## START RAW DATA
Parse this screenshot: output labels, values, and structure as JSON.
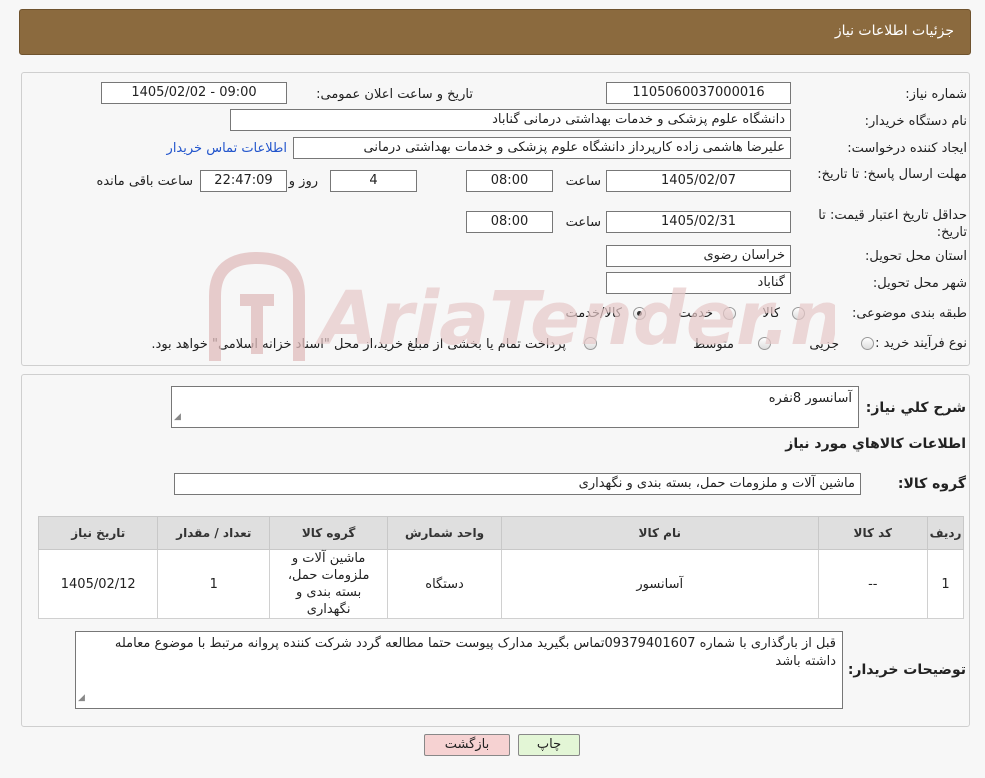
{
  "header": {
    "title": "جزئیات اطلاعات نیاز"
  },
  "form": {
    "need_number_label": "شماره نیاز:",
    "need_number": "1105060037000016",
    "announce_label": "تاریخ و ساعت اعلان عمومی:",
    "announce_value": "1405/02/02 - 09:00",
    "buyer_org_label": "نام دستگاه خریدار:",
    "buyer_org": "دانشگاه علوم پزشکی و خدمات بهداشتی درمانی گناباد",
    "creator_label": "ایجاد کننده درخواست:",
    "creator": "علیرضا هاشمی زاده کارپرداز دانشگاه علوم پزشکی و خدمات بهداشتی درمانی",
    "contact_link": "اطلاعات تماس خریدار",
    "deadline_label": "مهلت ارسال پاسخ: تا تاریخ:",
    "deadline_date": "1405/02/07",
    "time_label": "ساعت",
    "deadline_time": "08:00",
    "days": "4",
    "days_label": "روز و",
    "remaining": "22:47:09",
    "remaining_label": "ساعت باقی مانده",
    "validity_label": "حداقل تاریخ اعتبار قیمت: تا تاریخ:",
    "validity_date": "1405/02/31",
    "validity_time": "08:00",
    "province_label": "استان محل تحویل:",
    "province": "خراسان رضوی",
    "city_label": "شهر محل تحویل:",
    "city": "گناباد",
    "category_label": "طبقه بندی موضوعی:",
    "category_options": [
      "کالا",
      "خدمت",
      "کالا/خدمت"
    ],
    "category_selected": "کالا/خدمت",
    "process_label": "نوع فرآیند خرید :",
    "process_options": [
      "جزیی",
      "متوسط"
    ],
    "payment_note": "پرداخت تمام یا بخشی از مبلغ خرید،از محل \"اسناد خزانه اسلامی\" خواهد بود."
  },
  "description": {
    "label": "شرح کلي نياز:",
    "value": "آسانسور 8نفره",
    "goods_heading": "اطلاعات کالاهاي مورد نياز",
    "group_label": "گروه کالا:",
    "group_value": "ماشین آلات و ملزومات حمل، بسته بندی و نگهداری"
  },
  "table": {
    "headers": [
      "رديف",
      "کد کالا",
      "نام کالا",
      "واحد شمارش",
      "گروه کالا",
      "تعداد / مقدار",
      "تاریخ نیاز"
    ],
    "rows": [
      [
        "1",
        "--",
        "آسانسور",
        "دستگاه",
        "ماشین آلات و ملزومات حمل، بسته بندی و نگهداری",
        "1",
        "1405/02/12"
      ]
    ]
  },
  "buyer_notes": {
    "label": "توضیحات خریدار:",
    "value": "قبل از بارگذاری با شماره 09379401607تماس بگیرید مدارک پیوست حتما مطالعه گردد شرکت کننده پروانه مرتبط با موضوع معامله داشته باشد"
  },
  "buttons": {
    "print": "چاپ",
    "back": "بازگشت"
  },
  "colors": {
    "header": "#8b6a3e",
    "link": "#2255cc",
    "back_button": "#f6d2d2",
    "print_button": "#e3f6d6"
  },
  "watermark": {
    "text": "AriaTender.neT"
  }
}
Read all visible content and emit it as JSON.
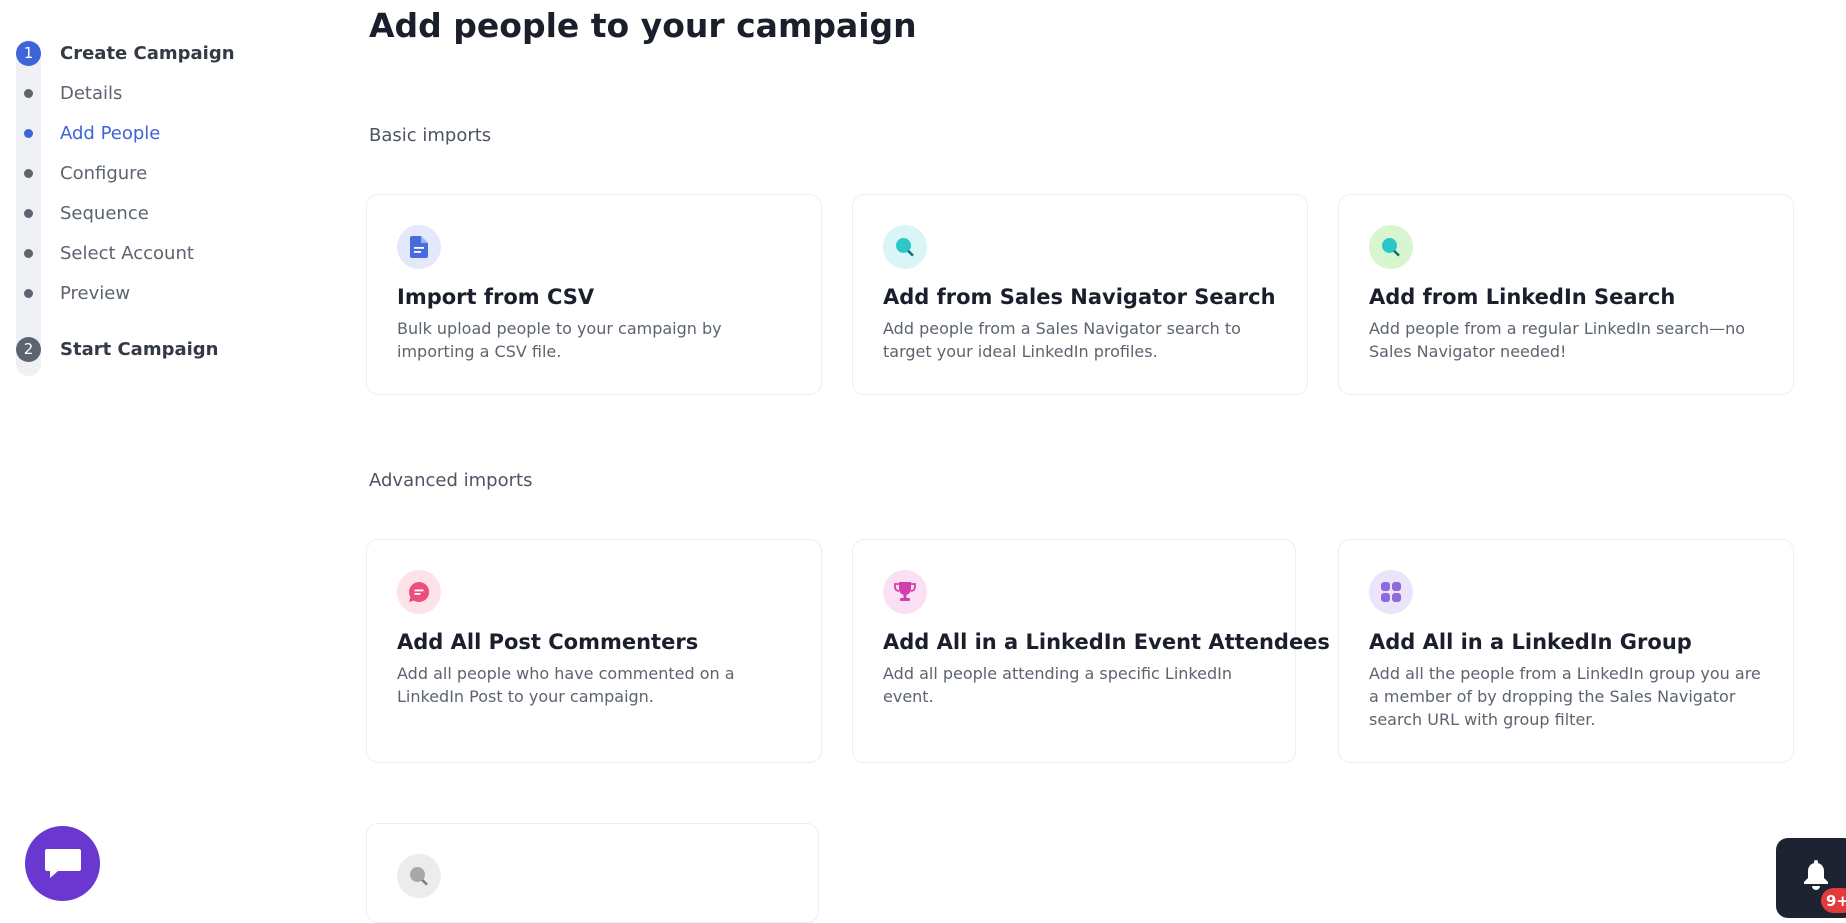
{
  "sidebar": {
    "steps": [
      {
        "number": "1",
        "title": "Create Campaign",
        "state": "active"
      },
      {
        "number": "2",
        "title": "Start Campaign",
        "state": "inactive"
      }
    ],
    "substeps": [
      {
        "label": "Details",
        "active": false
      },
      {
        "label": "Add People",
        "active": true
      },
      {
        "label": "Configure",
        "active": false
      },
      {
        "label": "Sequence",
        "active": false
      },
      {
        "label": "Select Account",
        "active": false
      },
      {
        "label": "Preview",
        "active": false
      }
    ]
  },
  "main": {
    "title": "Add people to your campaign",
    "basic": {
      "label": "Basic imports",
      "cards": [
        {
          "icon": "document-icon",
          "title": "Import from CSV",
          "description": "Bulk upload people to your campaign by importing a CSV file."
        },
        {
          "icon": "search-icon",
          "title": "Add from Sales Navigator Search",
          "description": "Add people from a Sales Navigator search to target your ideal LinkedIn profiles."
        },
        {
          "icon": "search-icon",
          "title": "Add from LinkedIn Search",
          "description": "Add people from a regular LinkedIn search—no Sales Navigator needed!"
        }
      ]
    },
    "advanced": {
      "label": "Advanced imports",
      "cards": [
        {
          "icon": "comment-icon",
          "title": "Add All Post Commenters",
          "description": "Add all people who have commented on a LinkedIn Post to your campaign."
        },
        {
          "icon": "trophy-icon",
          "title": "Add All in a LinkedIn Event Attendees",
          "description": "Add all people attending a specific LinkedIn event."
        },
        {
          "icon": "grid-icon",
          "title": "Add All in a LinkedIn Group",
          "description": "Add all the people from a LinkedIn group you are a member of by dropping the Sales Navigator search URL with group filter."
        }
      ]
    }
  },
  "widgets": {
    "chat_icon": "chat-icon",
    "notification_icon": "bell-icon",
    "notification_badge": "9+"
  },
  "colors": {
    "accent": "#3f63d8",
    "chat": "#6a37d0",
    "badge": "#e23b3b"
  }
}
## END RAW DATA
_GOAL_.
A faithful copy of the records above is needed, with the pictures left out.

_ANSWER TO THE EXERCISE_.
Parse this screenshot: output labels, values, and structure as JSON.
{
  "header": {
    "title": "جزئیات اطلاعات نیاز"
  },
  "form": {
    "need_number_label": "شماره نیاز:",
    "need_number": "1105060037000016",
    "announce_label": "تاریخ و ساعت اعلان عمومی:",
    "announce_value": "1405/02/02 - 09:00",
    "buyer_org_label": "نام دستگاه خریدار:",
    "buyer_org": "دانشگاه علوم پزشکی و خدمات بهداشتی درمانی گناباد",
    "creator_label": "ایجاد کننده درخواست:",
    "creator": "علیرضا هاشمی زاده کارپرداز دانشگاه علوم پزشکی و خدمات بهداشتی درمانی",
    "contact_link": "اطلاعات تماس خریدار",
    "deadline_label": "مهلت ارسال پاسخ: تا تاریخ:",
    "deadline_date": "1405/02/07",
    "time_label": "ساعت",
    "deadline_time": "08:00",
    "days": "4",
    "days_label": "روز و",
    "remaining": "22:47:09",
    "remaining_label": "ساعت باقی مانده",
    "validity_label": "حداقل تاریخ اعتبار قیمت: تا تاریخ:",
    "validity_date": "1405/02/31",
    "validity_time": "08:00",
    "province_label": "استان محل تحویل:",
    "province": "خراسان رضوی",
    "city_label": "شهر محل تحویل:",
    "city": "گناباد",
    "category_label": "طبقه بندی موضوعی:",
    "category_options": [
      "کالا",
      "خدمت",
      "کالا/خدمت"
    ],
    "category_selected": "کالا/خدمت",
    "process_label": "نوع فرآیند خرید :",
    "process_options": [
      "جزیی",
      "متوسط"
    ],
    "payment_note": "پرداخت تمام یا بخشی از مبلغ خرید،از محل \"اسناد خزانه اسلامی\" خواهد بود."
  },
  "description": {
    "label": "شرح کلي نياز:",
    "value": "آسانسور 8نفره",
    "goods_heading": "اطلاعات کالاهاي مورد نياز",
    "group_label": "گروه کالا:",
    "group_value": "ماشین آلات و ملزومات حمل، بسته بندی و نگهداری"
  },
  "table": {
    "headers": [
      "رديف",
      "کد کالا",
      "نام کالا",
      "واحد شمارش",
      "گروه کالا",
      "تعداد / مقدار",
      "تاریخ نیاز"
    ],
    "rows": [
      [
        "1",
        "--",
        "آسانسور",
        "دستگاه",
        "ماشین آلات و ملزومات حمل، بسته بندی و نگهداری",
        "1",
        "1405/02/12"
      ]
    ]
  },
  "buyer_notes": {
    "label": "توضیحات خریدار:",
    "value": "قبل از بارگذاری با شماره 09379401607تماس بگیرید مدارک پیوست حتما مطالعه گردد شرکت کننده پروانه مرتبط با موضوع معامله داشته باشد"
  },
  "buttons": {
    "print": "چاپ",
    "back": "بازگشت"
  },
  "colors": {
    "header": "#8b6a3e",
    "link": "#2255cc",
    "back_button": "#f6d2d2",
    "print_button": "#e3f6d6"
  },
  "watermark": {
    "text": "AriaTender.neT"
  }
}
Read all visible content and emit it as JSON.
{
  "sidebar": {
    "steps": [
      {
        "number": "1",
        "title": "Create Campaign",
        "state": "active"
      },
      {
        "number": "2",
        "title": "Start Campaign",
        "state": "inactive"
      }
    ],
    "substeps": [
      {
        "label": "Details",
        "active": false
      },
      {
        "label": "Add People",
        "active": true
      },
      {
        "label": "Configure",
        "active": false
      },
      {
        "label": "Sequence",
        "active": false
      },
      {
        "label": "Select Account",
        "active": false
      },
      {
        "label": "Preview",
        "active": false
      }
    ]
  },
  "main": {
    "title": "Add people to your campaign",
    "basic": {
      "label": "Basic imports",
      "cards": [
        {
          "icon": "document-icon",
          "title": "Import from CSV",
          "description": "Bulk upload people to your campaign by importing a CSV file."
        },
        {
          "icon": "search-icon",
          "title": "Add from Sales Navigator Search",
          "description": "Add people from a Sales Navigator search to target your ideal LinkedIn profiles."
        },
        {
          "icon": "search-icon",
          "title": "Add from LinkedIn Search",
          "description": "Add people from a regular LinkedIn search—no Sales Navigator needed!"
        }
      ]
    },
    "advanced": {
      "label": "Advanced imports",
      "cards": [
        {
          "icon": "comment-icon",
          "title": "Add All Post Commenters",
          "description": "Add all people who have commented on a LinkedIn Post to your campaign."
        },
        {
          "icon": "trophy-icon",
          "title": "Add All in a LinkedIn Event Attendees",
          "description": "Add all people attending a specific LinkedIn event."
        },
        {
          "icon": "grid-icon",
          "title": "Add All in a LinkedIn Group",
          "description": "Add all the people from a LinkedIn group you are a member of by dropping the Sales Navigator search URL with group filter."
        }
      ]
    }
  },
  "widgets": {
    "chat_icon": "chat-icon",
    "notification_icon": "bell-icon",
    "notification_badge": "9+"
  },
  "colors": {
    "accent": "#3f63d8",
    "chat": "#6a37d0",
    "badge": "#e23b3b"
  }
}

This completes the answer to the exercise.